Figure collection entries
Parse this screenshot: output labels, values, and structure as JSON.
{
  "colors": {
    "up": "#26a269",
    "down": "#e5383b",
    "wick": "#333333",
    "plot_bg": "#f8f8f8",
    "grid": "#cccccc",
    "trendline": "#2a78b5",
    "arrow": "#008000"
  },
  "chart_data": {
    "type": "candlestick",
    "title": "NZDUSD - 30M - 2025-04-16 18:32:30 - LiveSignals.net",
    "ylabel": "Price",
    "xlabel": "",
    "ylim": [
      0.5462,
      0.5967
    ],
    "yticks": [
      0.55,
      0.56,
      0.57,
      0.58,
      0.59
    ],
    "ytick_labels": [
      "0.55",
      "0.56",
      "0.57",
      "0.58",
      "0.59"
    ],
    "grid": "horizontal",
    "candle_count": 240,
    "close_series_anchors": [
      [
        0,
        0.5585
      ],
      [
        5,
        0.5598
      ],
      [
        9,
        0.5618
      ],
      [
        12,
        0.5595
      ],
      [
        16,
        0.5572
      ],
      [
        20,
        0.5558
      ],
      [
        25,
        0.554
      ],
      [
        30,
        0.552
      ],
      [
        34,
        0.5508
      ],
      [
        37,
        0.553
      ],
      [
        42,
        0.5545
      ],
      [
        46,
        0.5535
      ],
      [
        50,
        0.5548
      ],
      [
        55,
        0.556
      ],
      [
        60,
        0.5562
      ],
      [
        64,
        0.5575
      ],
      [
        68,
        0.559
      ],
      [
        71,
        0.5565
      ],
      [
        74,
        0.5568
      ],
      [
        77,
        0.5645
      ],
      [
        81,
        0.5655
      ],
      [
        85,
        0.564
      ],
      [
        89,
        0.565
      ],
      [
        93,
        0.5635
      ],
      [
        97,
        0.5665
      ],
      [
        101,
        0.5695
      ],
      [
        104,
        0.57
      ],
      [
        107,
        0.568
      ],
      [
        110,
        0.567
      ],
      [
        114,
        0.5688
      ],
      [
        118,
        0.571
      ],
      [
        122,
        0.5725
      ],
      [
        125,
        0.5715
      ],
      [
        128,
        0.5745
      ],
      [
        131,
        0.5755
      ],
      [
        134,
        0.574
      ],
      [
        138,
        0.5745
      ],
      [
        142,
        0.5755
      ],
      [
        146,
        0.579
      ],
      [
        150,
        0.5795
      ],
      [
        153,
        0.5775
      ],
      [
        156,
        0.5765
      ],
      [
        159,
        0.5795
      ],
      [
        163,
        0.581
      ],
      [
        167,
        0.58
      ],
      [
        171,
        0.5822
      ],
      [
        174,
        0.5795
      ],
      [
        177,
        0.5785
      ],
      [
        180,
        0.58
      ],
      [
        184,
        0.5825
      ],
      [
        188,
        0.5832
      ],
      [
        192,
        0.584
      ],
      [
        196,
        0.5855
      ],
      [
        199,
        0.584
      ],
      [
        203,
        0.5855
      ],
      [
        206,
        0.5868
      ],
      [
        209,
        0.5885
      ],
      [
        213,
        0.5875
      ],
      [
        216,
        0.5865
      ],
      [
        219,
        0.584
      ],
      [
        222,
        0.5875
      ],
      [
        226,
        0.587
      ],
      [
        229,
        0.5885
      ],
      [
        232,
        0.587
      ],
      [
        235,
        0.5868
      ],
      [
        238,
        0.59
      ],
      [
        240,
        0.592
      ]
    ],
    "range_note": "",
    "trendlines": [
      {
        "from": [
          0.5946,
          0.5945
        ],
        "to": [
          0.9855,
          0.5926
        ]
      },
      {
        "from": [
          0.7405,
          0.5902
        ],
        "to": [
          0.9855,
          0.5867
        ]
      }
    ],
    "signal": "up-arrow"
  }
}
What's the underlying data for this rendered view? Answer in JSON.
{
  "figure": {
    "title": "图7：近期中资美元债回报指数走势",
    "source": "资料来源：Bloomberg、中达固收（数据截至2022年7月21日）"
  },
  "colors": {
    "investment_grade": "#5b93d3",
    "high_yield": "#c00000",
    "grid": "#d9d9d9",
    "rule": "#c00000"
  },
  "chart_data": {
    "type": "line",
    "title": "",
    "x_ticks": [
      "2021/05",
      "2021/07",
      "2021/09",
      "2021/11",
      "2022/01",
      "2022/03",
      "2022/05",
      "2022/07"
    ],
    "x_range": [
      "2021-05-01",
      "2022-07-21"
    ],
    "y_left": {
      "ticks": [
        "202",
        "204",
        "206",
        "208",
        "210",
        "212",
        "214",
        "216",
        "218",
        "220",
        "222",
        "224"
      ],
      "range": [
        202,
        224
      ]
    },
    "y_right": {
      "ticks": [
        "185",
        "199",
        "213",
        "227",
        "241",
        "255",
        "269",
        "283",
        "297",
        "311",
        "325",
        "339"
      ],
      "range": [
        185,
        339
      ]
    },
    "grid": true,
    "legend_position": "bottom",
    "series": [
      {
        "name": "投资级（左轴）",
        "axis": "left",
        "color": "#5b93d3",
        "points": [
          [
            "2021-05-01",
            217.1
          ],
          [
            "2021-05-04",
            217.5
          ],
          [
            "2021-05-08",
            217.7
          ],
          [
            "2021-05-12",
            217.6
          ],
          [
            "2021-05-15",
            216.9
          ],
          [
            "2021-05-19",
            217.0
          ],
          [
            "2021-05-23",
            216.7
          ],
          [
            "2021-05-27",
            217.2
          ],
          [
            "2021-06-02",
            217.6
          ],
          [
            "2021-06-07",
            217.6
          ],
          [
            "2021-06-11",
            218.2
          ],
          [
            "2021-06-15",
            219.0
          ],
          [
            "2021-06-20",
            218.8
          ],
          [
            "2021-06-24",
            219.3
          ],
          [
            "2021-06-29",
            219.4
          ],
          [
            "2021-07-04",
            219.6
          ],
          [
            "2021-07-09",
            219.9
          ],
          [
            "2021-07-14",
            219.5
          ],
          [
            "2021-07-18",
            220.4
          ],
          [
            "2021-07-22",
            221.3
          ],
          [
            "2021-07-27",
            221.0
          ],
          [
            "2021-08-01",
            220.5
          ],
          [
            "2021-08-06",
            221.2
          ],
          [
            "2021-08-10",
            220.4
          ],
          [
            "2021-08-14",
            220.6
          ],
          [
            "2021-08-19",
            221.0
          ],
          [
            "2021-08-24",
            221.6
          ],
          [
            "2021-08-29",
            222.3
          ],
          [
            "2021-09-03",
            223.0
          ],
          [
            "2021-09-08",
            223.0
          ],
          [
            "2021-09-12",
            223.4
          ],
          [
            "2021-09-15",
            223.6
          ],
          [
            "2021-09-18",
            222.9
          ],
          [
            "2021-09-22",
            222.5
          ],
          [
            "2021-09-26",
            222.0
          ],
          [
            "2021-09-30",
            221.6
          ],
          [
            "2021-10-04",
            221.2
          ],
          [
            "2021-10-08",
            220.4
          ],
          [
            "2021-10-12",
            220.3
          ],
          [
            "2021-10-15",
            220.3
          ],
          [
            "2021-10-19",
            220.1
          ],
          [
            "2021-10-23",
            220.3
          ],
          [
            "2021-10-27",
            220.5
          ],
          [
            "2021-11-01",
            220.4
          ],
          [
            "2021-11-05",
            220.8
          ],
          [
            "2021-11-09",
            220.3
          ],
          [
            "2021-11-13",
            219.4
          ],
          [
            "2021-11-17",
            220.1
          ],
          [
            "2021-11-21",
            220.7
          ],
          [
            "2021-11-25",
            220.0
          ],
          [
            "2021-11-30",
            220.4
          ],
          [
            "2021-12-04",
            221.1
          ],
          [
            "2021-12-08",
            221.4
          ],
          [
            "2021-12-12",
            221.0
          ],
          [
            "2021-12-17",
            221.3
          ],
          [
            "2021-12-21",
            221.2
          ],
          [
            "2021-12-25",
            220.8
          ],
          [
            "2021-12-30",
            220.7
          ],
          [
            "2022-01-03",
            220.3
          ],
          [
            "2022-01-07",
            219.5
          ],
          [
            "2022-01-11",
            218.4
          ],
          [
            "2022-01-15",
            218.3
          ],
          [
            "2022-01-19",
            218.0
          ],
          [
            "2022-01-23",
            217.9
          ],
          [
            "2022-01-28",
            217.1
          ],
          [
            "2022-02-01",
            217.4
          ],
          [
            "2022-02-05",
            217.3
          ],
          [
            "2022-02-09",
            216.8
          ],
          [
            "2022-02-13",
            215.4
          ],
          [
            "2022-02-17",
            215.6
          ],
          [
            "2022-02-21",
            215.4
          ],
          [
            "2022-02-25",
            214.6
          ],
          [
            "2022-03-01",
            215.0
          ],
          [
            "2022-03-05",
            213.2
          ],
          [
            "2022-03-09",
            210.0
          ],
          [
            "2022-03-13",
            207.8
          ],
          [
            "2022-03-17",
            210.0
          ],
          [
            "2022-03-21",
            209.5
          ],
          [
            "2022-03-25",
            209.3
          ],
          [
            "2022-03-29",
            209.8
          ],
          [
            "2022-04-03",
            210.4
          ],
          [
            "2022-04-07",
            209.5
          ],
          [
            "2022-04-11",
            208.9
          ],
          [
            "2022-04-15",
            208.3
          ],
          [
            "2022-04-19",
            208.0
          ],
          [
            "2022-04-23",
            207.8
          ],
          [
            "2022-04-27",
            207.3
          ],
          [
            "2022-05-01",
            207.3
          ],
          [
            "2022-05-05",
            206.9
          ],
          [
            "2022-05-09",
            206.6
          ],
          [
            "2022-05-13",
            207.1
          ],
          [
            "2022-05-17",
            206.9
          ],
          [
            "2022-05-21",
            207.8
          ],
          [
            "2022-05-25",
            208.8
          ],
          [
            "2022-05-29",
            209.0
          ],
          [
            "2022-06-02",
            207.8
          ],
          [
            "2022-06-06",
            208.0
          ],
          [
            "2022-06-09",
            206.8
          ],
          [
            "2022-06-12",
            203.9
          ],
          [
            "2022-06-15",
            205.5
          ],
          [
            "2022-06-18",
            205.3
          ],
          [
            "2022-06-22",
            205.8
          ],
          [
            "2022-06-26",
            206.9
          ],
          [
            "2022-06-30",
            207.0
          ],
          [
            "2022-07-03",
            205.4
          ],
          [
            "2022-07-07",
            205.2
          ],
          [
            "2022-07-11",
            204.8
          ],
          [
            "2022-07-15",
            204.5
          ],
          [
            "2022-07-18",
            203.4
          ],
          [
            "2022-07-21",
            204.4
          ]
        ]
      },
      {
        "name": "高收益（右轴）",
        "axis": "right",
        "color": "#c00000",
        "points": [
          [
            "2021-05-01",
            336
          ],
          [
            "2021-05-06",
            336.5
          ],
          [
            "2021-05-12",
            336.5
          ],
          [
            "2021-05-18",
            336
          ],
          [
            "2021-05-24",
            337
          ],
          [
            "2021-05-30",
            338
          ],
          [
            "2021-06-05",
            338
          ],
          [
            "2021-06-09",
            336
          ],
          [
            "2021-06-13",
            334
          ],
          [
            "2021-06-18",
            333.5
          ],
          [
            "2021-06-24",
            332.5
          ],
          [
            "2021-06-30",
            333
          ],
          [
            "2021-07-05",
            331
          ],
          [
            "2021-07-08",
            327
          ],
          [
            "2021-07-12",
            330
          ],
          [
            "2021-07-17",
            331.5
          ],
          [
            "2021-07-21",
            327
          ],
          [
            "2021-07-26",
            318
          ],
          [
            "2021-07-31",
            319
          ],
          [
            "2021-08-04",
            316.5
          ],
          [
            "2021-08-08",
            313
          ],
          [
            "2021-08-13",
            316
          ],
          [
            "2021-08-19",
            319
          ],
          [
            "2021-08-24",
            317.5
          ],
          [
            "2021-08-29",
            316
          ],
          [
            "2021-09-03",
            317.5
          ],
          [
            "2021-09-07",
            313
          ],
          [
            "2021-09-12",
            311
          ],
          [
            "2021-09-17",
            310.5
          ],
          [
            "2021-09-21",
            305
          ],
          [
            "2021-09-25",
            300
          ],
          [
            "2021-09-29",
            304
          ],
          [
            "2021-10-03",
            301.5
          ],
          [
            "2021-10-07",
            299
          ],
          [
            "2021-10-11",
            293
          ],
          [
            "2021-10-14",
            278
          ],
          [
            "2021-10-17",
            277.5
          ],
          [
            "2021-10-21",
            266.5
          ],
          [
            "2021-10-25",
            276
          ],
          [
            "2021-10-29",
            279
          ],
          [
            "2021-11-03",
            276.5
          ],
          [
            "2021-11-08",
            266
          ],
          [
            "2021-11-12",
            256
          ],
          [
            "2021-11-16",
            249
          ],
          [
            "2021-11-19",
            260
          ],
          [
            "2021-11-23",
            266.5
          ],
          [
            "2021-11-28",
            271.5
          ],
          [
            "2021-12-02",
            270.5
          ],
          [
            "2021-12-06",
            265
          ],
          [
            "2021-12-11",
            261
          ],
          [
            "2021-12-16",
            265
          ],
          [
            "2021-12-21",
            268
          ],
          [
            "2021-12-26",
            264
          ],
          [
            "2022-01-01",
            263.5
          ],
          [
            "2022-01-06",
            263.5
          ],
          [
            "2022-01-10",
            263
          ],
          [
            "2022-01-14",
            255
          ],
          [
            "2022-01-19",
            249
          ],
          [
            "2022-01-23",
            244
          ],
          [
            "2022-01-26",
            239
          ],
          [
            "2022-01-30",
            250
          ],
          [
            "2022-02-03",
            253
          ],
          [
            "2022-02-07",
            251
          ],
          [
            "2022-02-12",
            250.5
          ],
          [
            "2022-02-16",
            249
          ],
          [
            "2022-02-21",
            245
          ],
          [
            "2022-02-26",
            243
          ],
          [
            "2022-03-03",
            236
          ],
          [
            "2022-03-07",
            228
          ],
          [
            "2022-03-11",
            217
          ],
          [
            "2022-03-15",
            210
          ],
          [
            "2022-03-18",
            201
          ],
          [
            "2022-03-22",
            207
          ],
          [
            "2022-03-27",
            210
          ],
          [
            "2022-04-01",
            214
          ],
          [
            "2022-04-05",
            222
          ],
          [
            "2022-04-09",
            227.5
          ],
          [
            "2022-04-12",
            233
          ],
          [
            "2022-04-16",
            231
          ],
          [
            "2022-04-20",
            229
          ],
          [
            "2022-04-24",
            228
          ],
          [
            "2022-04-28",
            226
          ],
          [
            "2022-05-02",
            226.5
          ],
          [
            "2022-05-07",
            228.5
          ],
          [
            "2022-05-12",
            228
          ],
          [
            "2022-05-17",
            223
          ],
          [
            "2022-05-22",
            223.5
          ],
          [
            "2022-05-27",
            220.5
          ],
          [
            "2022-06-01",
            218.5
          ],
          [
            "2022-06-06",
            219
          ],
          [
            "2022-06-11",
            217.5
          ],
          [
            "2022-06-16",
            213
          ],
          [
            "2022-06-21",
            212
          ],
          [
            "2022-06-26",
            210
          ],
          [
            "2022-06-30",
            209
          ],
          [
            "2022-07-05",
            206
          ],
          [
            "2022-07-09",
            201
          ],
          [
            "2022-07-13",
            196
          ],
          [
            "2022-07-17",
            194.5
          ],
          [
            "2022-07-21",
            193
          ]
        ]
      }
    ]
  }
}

• Work to do:
Look through the entries above for the word "JSON". Copy every line where it shows up.

• Full output:
Parse this screenshot: output labels, values, and structure as JSON.
What's the underlying data for this rendered view? Answer in JSON.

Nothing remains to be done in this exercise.